[Stored dataset items]
....

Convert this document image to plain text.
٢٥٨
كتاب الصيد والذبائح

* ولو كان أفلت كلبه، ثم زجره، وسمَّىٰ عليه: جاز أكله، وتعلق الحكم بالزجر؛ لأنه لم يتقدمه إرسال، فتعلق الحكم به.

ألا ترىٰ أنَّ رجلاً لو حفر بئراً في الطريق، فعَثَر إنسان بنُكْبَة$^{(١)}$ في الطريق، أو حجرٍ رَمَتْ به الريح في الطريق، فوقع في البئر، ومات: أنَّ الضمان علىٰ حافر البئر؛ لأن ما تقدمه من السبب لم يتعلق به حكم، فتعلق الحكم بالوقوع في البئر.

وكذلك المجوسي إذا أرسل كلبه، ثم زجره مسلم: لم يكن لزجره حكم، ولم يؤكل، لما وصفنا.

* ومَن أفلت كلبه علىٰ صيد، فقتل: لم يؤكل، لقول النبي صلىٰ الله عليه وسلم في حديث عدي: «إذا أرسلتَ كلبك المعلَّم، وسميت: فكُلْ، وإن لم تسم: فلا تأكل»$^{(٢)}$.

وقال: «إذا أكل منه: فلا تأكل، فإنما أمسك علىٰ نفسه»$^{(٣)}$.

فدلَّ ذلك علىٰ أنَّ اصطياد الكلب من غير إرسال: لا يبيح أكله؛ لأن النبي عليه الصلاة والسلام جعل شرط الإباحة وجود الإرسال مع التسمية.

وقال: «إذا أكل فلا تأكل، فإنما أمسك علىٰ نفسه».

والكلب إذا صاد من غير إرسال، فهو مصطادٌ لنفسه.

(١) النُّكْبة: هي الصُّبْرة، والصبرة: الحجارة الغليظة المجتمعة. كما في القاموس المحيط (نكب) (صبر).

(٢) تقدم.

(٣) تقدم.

....

> WHAT TO PRODUCE
Search the preceding listing for "أكله" and extract every line where it is found.

> SOLUTION TO THE PROBLEM
* ولو كان أفلت كلبه، ثم زجره، وسمَّىٰ عليه: جاز أكله، وتعلق الحكم بالزجر؛ لأنه لم يتقدمه إرسال، فتعلق الحكم به.
فدلَّ ذلك علىٰ أنَّ اصطياد الكلب من غير إرسال: لا يبيح أكله؛ لأن النبي عليه الصلاة والسلام جعل شرط الإباحة وجود الإرسال مع التسمية.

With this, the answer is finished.